[Some records]
☆ ☆ ☆

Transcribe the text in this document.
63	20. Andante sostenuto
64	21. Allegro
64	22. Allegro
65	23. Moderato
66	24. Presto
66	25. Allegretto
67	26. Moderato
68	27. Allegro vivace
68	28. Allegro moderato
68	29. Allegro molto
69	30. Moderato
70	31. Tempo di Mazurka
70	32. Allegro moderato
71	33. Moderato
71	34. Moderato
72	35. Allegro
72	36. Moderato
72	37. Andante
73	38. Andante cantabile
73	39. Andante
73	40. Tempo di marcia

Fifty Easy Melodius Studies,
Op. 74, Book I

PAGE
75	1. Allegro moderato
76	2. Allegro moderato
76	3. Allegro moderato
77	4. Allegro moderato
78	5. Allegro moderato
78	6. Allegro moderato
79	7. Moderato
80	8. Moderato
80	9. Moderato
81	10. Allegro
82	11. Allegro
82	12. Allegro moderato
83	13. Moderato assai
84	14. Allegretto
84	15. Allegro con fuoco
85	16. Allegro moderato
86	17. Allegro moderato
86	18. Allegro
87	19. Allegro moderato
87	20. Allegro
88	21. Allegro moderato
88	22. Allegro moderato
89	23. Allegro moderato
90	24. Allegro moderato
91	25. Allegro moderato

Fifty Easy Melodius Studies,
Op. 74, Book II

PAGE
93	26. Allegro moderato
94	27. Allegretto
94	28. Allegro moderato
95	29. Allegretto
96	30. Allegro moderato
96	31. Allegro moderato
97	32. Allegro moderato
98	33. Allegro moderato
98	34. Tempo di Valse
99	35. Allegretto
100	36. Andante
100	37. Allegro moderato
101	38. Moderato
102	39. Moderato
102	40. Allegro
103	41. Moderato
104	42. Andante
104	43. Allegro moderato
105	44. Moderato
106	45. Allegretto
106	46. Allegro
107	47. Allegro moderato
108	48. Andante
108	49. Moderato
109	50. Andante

☆ ☆ ☆

Aim of the exercise:
Pick out each line above that includes "Andante" and show it.

Correct output:
63	20. Andante sostenuto
72	37. Andante
73	38. Andante cantabile
73	39. Andante
100	36. Andante
104	42. Andante
108	48. Andante
109	50. Andante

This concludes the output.